--- begin ---

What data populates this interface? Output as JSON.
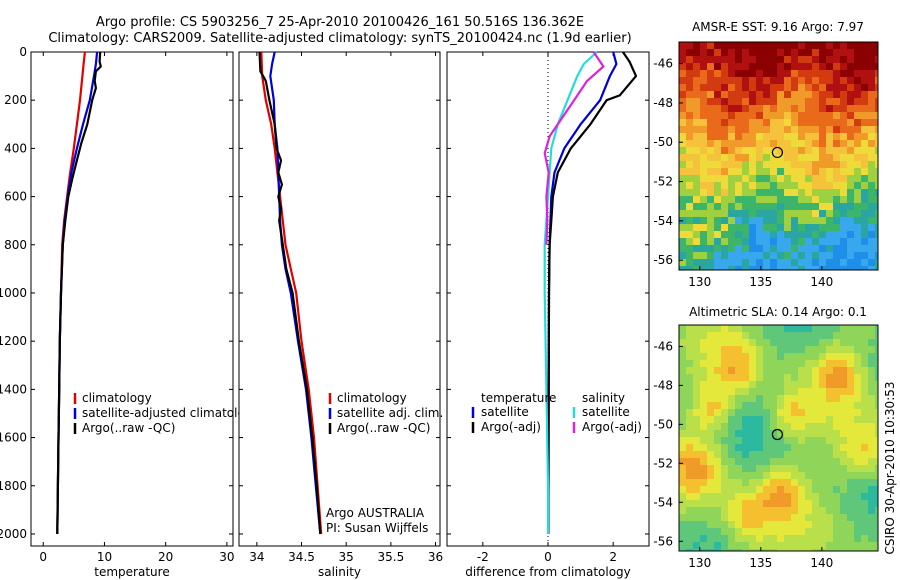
{
  "title_line1": "Argo profile: CS 5903256_7 25-Apr-2010 20100426_161 50.516S 136.362E",
  "title_line2": "Climatology: CARS2009. Satellite-adjusted climatology: synTS_20100424.nc (1.9d earlier)",
  "side_stamp": "CSIRO 30-Apr-2010 10:30:53",
  "colors": {
    "climatology": "#e00000",
    "satellite": "#0000dd",
    "argo": "#000000",
    "sat_salinity": "#22dddd",
    "argo_salinity": "#dd22dd"
  },
  "chart_data": [
    {
      "id": "temperature",
      "type": "line",
      "xlabel": "temperature",
      "ylabel": "",
      "xlim": [
        -2,
        31
      ],
      "ylim": [
        2050,
        0
      ],
      "x_ticks": [
        "0",
        "10",
        "20",
        "30"
      ],
      "y_ticks": [
        "0",
        "200",
        "400",
        "600",
        "800",
        "1000",
        "1200",
        "1400",
        "1600",
        "1800",
        "2000"
      ],
      "legend": [
        "climatology",
        "satellite-adjusted climatology",
        "Argo(..raw -QC)"
      ],
      "legend_position": "lower-middle",
      "series": [
        {
          "name": "climatology",
          "color": "#e00000",
          "points": [
            [
              6.8,
              0
            ],
            [
              6.6,
              50
            ],
            [
              6.4,
              100
            ],
            [
              6.0,
              200
            ],
            [
              5.5,
              300
            ],
            [
              5.0,
              400
            ],
            [
              4.4,
              500
            ],
            [
              3.9,
              600
            ],
            [
              3.4,
              700
            ],
            [
              3.1,
              800
            ],
            [
              2.9,
              1000
            ],
            [
              2.7,
              1200
            ],
            [
              2.6,
              1400
            ],
            [
              2.5,
              1600
            ],
            [
              2.4,
              1800
            ],
            [
              2.3,
              2000
            ]
          ]
        },
        {
          "name": "satellite-adjusted climatology",
          "color": "#0000dd",
          "points": [
            [
              8.8,
              0
            ],
            [
              8.6,
              50
            ],
            [
              8.3,
              100
            ],
            [
              7.6,
              200
            ],
            [
              6.5,
              300
            ],
            [
              5.5,
              400
            ],
            [
              4.6,
              500
            ],
            [
              4.0,
              600
            ],
            [
              3.5,
              700
            ],
            [
              3.2,
              800
            ],
            [
              2.9,
              1000
            ],
            [
              2.7,
              1200
            ],
            [
              2.6,
              1400
            ],
            [
              2.5,
              1600
            ],
            [
              2.4,
              1800
            ],
            [
              2.3,
              2000
            ]
          ]
        },
        {
          "name": "Argo(..raw -QC)",
          "color": "#000000",
          "points": [
            [
              9.3,
              0
            ],
            [
              9.2,
              40
            ],
            [
              9.4,
              60
            ],
            [
              8.6,
              80
            ],
            [
              8.4,
              120
            ],
            [
              8.6,
              150
            ],
            [
              8.0,
              200
            ],
            [
              7.2,
              300
            ],
            [
              6.2,
              380
            ],
            [
              5.6,
              440
            ],
            [
              4.8,
              520
            ],
            [
              4.1,
              600
            ],
            [
              3.6,
              700
            ],
            [
              3.2,
              800
            ],
            [
              2.9,
              1000
            ],
            [
              2.7,
              1200
            ],
            [
              2.6,
              1400
            ],
            [
              2.5,
              1600
            ],
            [
              2.4,
              1800
            ],
            [
              2.3,
              2000
            ]
          ]
        }
      ]
    },
    {
      "id": "salinity",
      "type": "line",
      "xlabel": "salinity",
      "ylabel": "",
      "xlim": [
        33.8,
        36.05
      ],
      "ylim": [
        2050,
        0
      ],
      "x_ticks": [
        "34",
        "34.5",
        "35",
        "35.5",
        "36"
      ],
      "legend": [
        "climatology",
        "satellite adj. clim.",
        "Argo(..raw -QC)"
      ],
      "legend_position": "lower-right",
      "annotations": [
        "Argo AUSTRALIA",
        "PI: Susan Wijffels"
      ],
      "series": [
        {
          "name": "climatology",
          "color": "#e00000",
          "points": [
            [
              34.05,
              0
            ],
            [
              34.06,
              100
            ],
            [
              34.1,
              200
            ],
            [
              34.16,
              300
            ],
            [
              34.2,
              400
            ],
            [
              34.23,
              500
            ],
            [
              34.26,
              600
            ],
            [
              34.29,
              700
            ],
            [
              34.32,
              800
            ],
            [
              34.38,
              900
            ],
            [
              34.44,
              1000
            ],
            [
              34.5,
              1200
            ],
            [
              34.58,
              1400
            ],
            [
              34.64,
              1600
            ],
            [
              34.68,
              1800
            ],
            [
              34.72,
              2000
            ]
          ]
        },
        {
          "name": "satellite adj. clim.",
          "color": "#0000dd",
          "points": [
            [
              34.2,
              0
            ],
            [
              34.17,
              50
            ],
            [
              34.15,
              100
            ],
            [
              34.19,
              200
            ],
            [
              34.2,
              300
            ],
            [
              34.23,
              400
            ],
            [
              34.24,
              500
            ],
            [
              34.25,
              600
            ],
            [
              34.26,
              700
            ],
            [
              34.28,
              800
            ],
            [
              34.32,
              900
            ],
            [
              34.38,
              1000
            ],
            [
              34.46,
              1200
            ],
            [
              34.55,
              1400
            ],
            [
              34.61,
              1600
            ],
            [
              34.66,
              1800
            ],
            [
              34.71,
              2000
            ]
          ]
        },
        {
          "name": "Argo(..raw -QC)",
          "color": "#000000",
          "points": [
            [
              34.03,
              0
            ],
            [
              34.04,
              80
            ],
            [
              34.1,
              120
            ],
            [
              34.14,
              200
            ],
            [
              34.2,
              300
            ],
            [
              34.22,
              400
            ],
            [
              34.27,
              450
            ],
            [
              34.24,
              500
            ],
            [
              34.28,
              550
            ],
            [
              34.24,
              600
            ],
            [
              34.27,
              650
            ],
            [
              34.25,
              700
            ],
            [
              34.27,
              750
            ],
            [
              34.29,
              800
            ],
            [
              34.33,
              900
            ],
            [
              34.4,
              1000
            ],
            [
              34.47,
              1200
            ],
            [
              34.56,
              1400
            ],
            [
              34.62,
              1600
            ],
            [
              34.67,
              1800
            ],
            [
              34.71,
              2000
            ]
          ]
        }
      ]
    },
    {
      "id": "difference",
      "type": "line",
      "xlabel": "difference from climatology",
      "ylabel": "",
      "xlim": [
        -3.1,
        3.1
      ],
      "ylim": [
        2050,
        0
      ],
      "x_ticks": [
        "-2",
        "0",
        "2"
      ],
      "legend_temperature": {
        "heading": "temperature",
        "entries": [
          "satellite",
          "Argo(-adj)"
        ]
      },
      "legend_salinity": {
        "heading": "salinity",
        "entries": [
          "satellite",
          "Argo(-adj)"
        ]
      },
      "series": [
        {
          "name": "satellite",
          "group": "temperature",
          "color": "#0000dd",
          "points": [
            [
              2.0,
              0
            ],
            [
              2.1,
              50
            ],
            [
              1.9,
              100
            ],
            [
              1.6,
              200
            ],
            [
              1.0,
              300
            ],
            [
              0.5,
              400
            ],
            [
              0.2,
              500
            ],
            [
              0.1,
              600
            ],
            [
              0.05,
              800
            ],
            [
              0.03,
              1000
            ],
            [
              0.02,
              1400
            ],
            [
              0.01,
              2000
            ]
          ]
        },
        {
          "name": "Argo(-adj)",
          "group": "temperature",
          "color": "#000000",
          "points": [
            [
              2.3,
              0
            ],
            [
              2.5,
              40
            ],
            [
              2.7,
              100
            ],
            [
              2.2,
              180
            ],
            [
              1.8,
              200
            ],
            [
              1.3,
              300
            ],
            [
              0.7,
              400
            ],
            [
              0.3,
              500
            ],
            [
              0.15,
              600
            ],
            [
              0.1,
              700
            ],
            [
              0.05,
              800
            ],
            [
              0.03,
              1000
            ],
            [
              0.02,
              1400
            ],
            [
              0.01,
              2000
            ]
          ]
        },
        {
          "name": "satellite",
          "group": "salinity",
          "color": "#22dddd",
          "points": [
            [
              1.5,
              0
            ],
            [
              1.1,
              50
            ],
            [
              0.9,
              100
            ],
            [
              0.6,
              200
            ],
            [
              0.3,
              300
            ],
            [
              0.1,
              400
            ],
            [
              0.05,
              500
            ],
            [
              0.0,
              600
            ],
            [
              -0.1,
              800
            ],
            [
              -0.1,
              1000
            ],
            [
              -0.05,
              1400
            ],
            [
              0.0,
              1800
            ],
            [
              0.0,
              2000
            ]
          ]
        },
        {
          "name": "Argo(-adj)",
          "group": "salinity",
          "color": "#dd22dd",
          "points": [
            [
              1.4,
              0
            ],
            [
              1.7,
              60
            ],
            [
              1.2,
              120
            ],
            [
              0.8,
              200
            ],
            [
              0.3,
              300
            ],
            [
              0.05,
              350
            ],
            [
              -0.1,
              420
            ],
            [
              0.02,
              500
            ],
            [
              -0.05,
              600
            ],
            [
              -0.02,
              700
            ],
            [
              -0.05,
              800
            ]
          ]
        }
      ]
    }
  ],
  "maps": [
    {
      "id": "sst",
      "title": "AMSR-E SST: 9.16 Argo: 7.97",
      "x_ticks": [
        "130",
        "135",
        "140"
      ],
      "y_ticks": [
        "-46",
        "-48",
        "-50",
        "-52",
        "-54",
        "-56"
      ],
      "marker": {
        "lon": 136.36,
        "lat": -50.52
      }
    },
    {
      "id": "sla",
      "title": "Altimetric SLA: 0.14 Argo: 0.1",
      "x_ticks": [
        "130",
        "135",
        "140"
      ],
      "y_ticks": [
        "-46",
        "-48",
        "-50",
        "-52",
        "-54",
        "-56"
      ],
      "marker": {
        "lon": 136.36,
        "lat": -50.52
      }
    }
  ]
}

--- end ---

* [Problem to work on]
Count every line bearing the word "climatology"; report the total only.

* [Answer to this problem]
9